◆ Instrução 1
De acordo com o texto sobre o espírito da burguesia, qual é o lema do burguês?

◆ Texto de referência
"O espírito da burguesia", de Paulo A. de Figueiredo

"O espírito da burguesia", de Paulo A. de Figueiredo

Texto introdutório (Alta Linguagem),

Neste texto, Paulo A. Figueiredo ecoa, parece, as teses de Jacques Maritain em seu Trois Reformateurs e em seu Humanismo Integral, no qual clama pelo retorno a Deus, por uma visão do homem verdadeiramente humana: um homem como composto substancial de corpo e alma imortal, esta que é a parte mais nobre do homem, que, dotada de personalidade, chama o homem para algo além de uma vida humana: clama por Deus. Assim, toda visão que se diga "humanista" e tire Deus do centro dos anseios humanos é uma visão que, na verdade, desumaniza o homem--eis o ideário da "burguesia" no pensamento de Paulo de Figueiredo expresso neste texto.

O espírito da burguesia

A Manhã, 4 de novembro. 1947.


Da combinação das teorias de Lutero, Descartes e Rousseau nasceu esse estado político de coisas que, em última análise, chamamos de burguês. O homem deixou de ser considerado pessoa para ser considerado apenas um indivíduo. E em torno desse homem assim demitido de sua dignidade foi que o mundo passou a girar. O indivíduo tornou-se deus. Mas, como cada indivíduo é diferente de todos os demais, cada qual se julgou o eixo de gravitação do universo. Daí a infinidade de “deuses”, tantos quantos os indivíduos humanos existentes. O mundo sou eu, tal o lema do burguês.

◆ Instrução 2
Extraia, sem nenhuma alteração, as entradas que vão da linha que contém "summary-card: MIN 20%" até a linha que contém "x-tick-label: 10% [233,570,272,592]", incluindo as duas.

[Entradas de posição dos itens]
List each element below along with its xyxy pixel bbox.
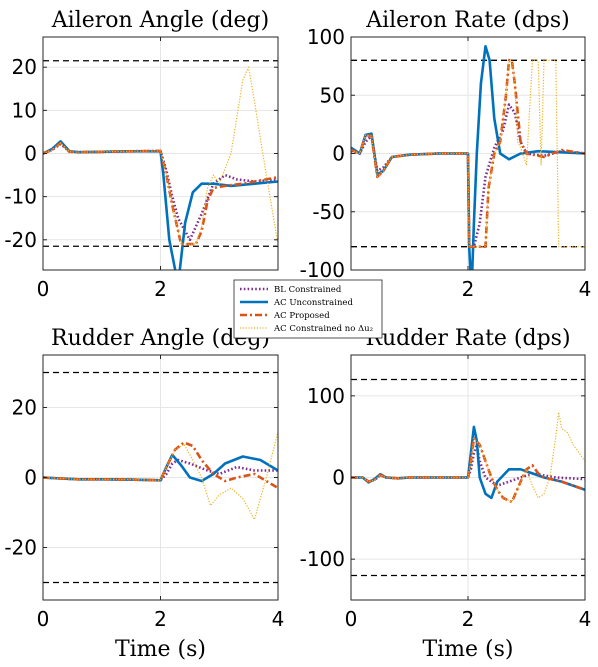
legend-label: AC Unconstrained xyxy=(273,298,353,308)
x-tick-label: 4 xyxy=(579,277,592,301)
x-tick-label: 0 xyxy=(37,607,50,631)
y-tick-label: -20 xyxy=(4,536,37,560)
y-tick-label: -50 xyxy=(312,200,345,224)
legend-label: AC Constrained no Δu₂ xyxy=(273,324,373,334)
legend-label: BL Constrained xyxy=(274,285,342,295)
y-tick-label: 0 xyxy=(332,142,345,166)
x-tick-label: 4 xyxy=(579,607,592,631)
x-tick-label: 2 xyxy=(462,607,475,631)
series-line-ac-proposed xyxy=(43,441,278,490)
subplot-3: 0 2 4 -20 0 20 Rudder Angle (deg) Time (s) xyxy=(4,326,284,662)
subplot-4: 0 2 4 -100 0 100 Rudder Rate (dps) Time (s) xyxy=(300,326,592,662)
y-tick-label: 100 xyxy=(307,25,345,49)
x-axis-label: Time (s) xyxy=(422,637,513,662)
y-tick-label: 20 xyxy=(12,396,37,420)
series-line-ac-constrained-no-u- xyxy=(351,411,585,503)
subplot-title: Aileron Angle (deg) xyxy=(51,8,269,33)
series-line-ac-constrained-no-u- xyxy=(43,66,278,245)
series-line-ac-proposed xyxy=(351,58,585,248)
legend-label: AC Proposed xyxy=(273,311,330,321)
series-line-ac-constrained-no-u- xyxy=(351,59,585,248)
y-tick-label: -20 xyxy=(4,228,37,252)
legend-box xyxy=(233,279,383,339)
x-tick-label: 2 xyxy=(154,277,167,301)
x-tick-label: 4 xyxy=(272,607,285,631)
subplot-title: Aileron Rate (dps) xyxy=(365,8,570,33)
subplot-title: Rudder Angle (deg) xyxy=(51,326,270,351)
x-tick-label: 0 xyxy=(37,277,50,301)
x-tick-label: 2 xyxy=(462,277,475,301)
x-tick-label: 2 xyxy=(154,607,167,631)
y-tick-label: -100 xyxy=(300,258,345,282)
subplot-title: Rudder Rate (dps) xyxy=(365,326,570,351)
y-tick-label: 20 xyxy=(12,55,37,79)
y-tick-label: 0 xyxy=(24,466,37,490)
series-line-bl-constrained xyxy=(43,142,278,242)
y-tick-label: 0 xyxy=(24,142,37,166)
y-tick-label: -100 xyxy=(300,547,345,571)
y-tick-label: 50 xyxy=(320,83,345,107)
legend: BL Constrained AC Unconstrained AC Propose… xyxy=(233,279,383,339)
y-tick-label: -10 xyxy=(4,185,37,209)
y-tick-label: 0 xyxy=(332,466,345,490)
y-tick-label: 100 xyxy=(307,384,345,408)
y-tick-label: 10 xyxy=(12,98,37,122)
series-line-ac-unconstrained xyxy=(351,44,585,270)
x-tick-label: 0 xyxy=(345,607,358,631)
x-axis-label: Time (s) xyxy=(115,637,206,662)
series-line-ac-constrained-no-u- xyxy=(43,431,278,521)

* * *

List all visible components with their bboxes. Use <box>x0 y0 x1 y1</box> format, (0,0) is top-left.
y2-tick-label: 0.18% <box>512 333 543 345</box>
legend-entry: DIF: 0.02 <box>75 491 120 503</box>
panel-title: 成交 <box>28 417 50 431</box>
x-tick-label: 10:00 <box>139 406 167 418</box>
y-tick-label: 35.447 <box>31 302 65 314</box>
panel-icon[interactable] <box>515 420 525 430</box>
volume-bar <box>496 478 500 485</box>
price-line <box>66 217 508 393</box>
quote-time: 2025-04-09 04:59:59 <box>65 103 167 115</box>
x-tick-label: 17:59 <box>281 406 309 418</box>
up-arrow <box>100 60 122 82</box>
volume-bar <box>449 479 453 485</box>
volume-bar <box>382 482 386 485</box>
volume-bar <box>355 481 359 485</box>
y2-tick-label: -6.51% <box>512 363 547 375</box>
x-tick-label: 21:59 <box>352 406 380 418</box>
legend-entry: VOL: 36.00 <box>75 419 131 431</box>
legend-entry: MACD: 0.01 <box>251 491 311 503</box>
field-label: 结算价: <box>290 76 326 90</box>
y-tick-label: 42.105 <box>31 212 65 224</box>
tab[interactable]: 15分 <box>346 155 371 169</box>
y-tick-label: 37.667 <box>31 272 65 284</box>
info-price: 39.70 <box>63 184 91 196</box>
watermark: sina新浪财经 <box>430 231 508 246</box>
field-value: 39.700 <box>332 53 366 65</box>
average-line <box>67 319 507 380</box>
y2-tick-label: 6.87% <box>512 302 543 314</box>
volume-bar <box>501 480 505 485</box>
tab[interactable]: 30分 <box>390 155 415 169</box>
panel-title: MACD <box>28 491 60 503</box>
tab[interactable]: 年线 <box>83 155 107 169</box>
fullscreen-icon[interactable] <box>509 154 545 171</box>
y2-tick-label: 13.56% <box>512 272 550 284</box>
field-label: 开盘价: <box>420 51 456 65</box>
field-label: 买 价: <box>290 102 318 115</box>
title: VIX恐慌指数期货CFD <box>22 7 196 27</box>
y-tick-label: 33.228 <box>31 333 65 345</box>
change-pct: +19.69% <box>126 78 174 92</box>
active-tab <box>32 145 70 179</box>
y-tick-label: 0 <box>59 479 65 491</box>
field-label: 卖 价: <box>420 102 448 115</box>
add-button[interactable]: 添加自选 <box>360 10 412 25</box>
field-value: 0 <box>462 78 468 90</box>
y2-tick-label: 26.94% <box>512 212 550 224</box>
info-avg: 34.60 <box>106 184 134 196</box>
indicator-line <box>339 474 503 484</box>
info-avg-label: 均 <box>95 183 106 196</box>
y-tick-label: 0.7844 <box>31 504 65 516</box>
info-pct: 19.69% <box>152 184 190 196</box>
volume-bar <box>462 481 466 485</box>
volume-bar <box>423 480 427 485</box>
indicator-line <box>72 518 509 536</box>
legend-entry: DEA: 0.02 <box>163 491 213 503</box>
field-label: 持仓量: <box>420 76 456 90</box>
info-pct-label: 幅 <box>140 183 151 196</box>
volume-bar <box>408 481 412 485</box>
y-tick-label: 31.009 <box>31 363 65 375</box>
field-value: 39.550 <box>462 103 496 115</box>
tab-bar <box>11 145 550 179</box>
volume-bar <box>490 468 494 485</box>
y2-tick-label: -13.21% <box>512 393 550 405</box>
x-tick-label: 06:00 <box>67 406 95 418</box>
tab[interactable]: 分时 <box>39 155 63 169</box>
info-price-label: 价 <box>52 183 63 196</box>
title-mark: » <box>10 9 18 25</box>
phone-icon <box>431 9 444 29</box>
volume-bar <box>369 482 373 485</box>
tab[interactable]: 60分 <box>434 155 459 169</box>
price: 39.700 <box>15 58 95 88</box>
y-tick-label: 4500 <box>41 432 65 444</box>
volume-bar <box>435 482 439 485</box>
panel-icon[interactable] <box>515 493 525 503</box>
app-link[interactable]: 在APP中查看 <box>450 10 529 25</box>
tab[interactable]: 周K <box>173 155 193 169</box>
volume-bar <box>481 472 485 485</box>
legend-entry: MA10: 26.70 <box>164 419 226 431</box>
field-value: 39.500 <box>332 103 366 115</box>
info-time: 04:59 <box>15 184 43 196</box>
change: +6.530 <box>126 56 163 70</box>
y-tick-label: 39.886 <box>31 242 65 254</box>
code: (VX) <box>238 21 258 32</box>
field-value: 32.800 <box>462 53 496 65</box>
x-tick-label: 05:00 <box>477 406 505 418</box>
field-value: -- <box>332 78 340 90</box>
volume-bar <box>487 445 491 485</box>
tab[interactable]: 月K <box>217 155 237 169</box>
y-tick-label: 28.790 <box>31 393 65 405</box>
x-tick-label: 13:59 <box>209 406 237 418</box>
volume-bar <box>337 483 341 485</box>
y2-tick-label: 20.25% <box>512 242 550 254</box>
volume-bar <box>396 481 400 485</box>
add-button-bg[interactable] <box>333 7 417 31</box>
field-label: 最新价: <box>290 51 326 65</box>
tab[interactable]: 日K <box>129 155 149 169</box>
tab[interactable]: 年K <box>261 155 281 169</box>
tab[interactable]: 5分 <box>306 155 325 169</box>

--

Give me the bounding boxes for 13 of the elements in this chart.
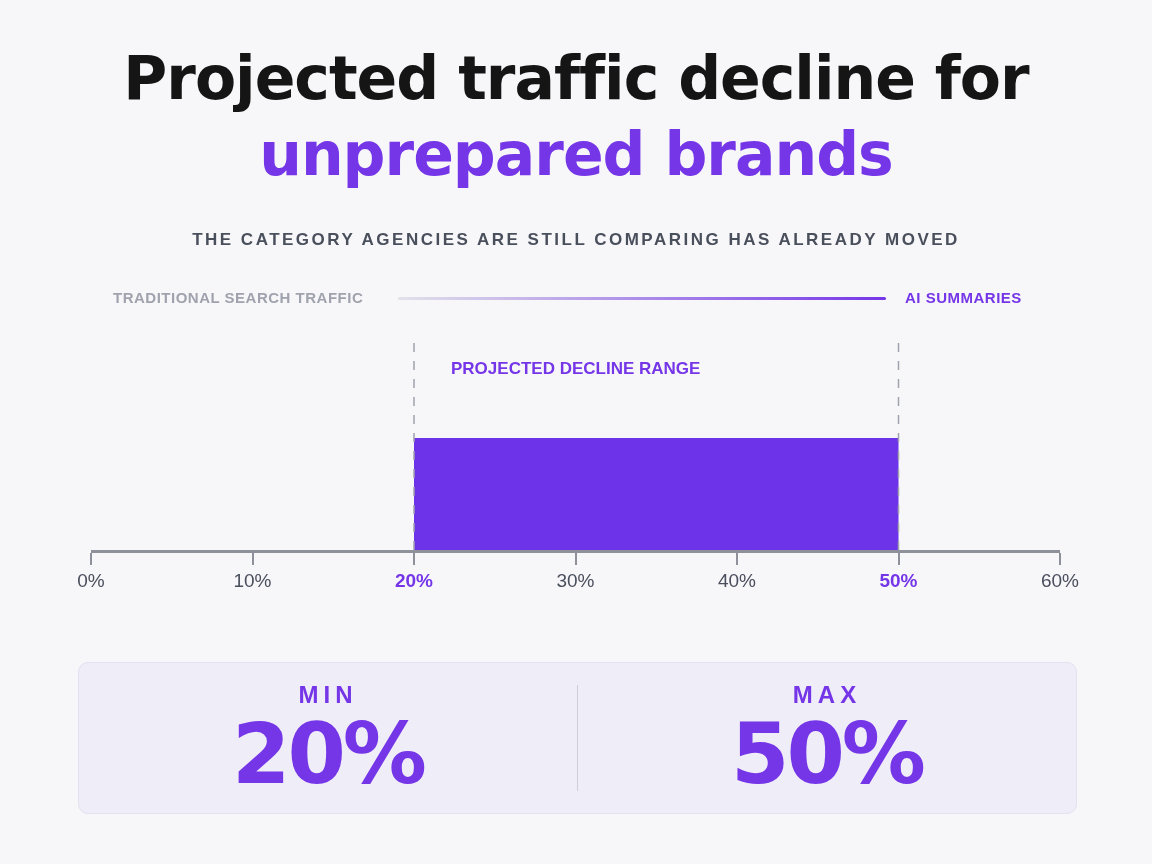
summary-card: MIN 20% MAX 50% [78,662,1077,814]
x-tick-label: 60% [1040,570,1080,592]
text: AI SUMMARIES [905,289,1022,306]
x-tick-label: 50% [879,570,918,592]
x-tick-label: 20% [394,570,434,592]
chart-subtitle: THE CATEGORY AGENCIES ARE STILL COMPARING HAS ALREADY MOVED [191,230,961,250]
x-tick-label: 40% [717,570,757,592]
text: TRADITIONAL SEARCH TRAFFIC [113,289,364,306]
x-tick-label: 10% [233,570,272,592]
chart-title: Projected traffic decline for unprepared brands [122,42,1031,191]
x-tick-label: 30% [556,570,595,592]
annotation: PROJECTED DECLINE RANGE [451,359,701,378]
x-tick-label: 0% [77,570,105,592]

◆ Resposta esperada 1
"O mundo sou eu."

◆ Resposta esperada 2
summary-card: MIN 20% MAX 50% [78,662,1077,814]
x-tick-label: 60% [1040,570,1080,592]
text: AI SUMMARIES [905,289,1022,306]
x-tick-label: 50% [879,570,918,592]
x-tick-label: 20% [394,570,434,592]
chart-subtitle: THE CATEGORY AGENCIES ARE STILL COMPARING HAS ALREADY MOVED [191,230,961,250]
x-tick-label: 40% [717,570,757,592]
text: TRADITIONAL SEARCH TRAFFIC [113,289,364,306]
x-tick-label: 10% [233,570,272,592]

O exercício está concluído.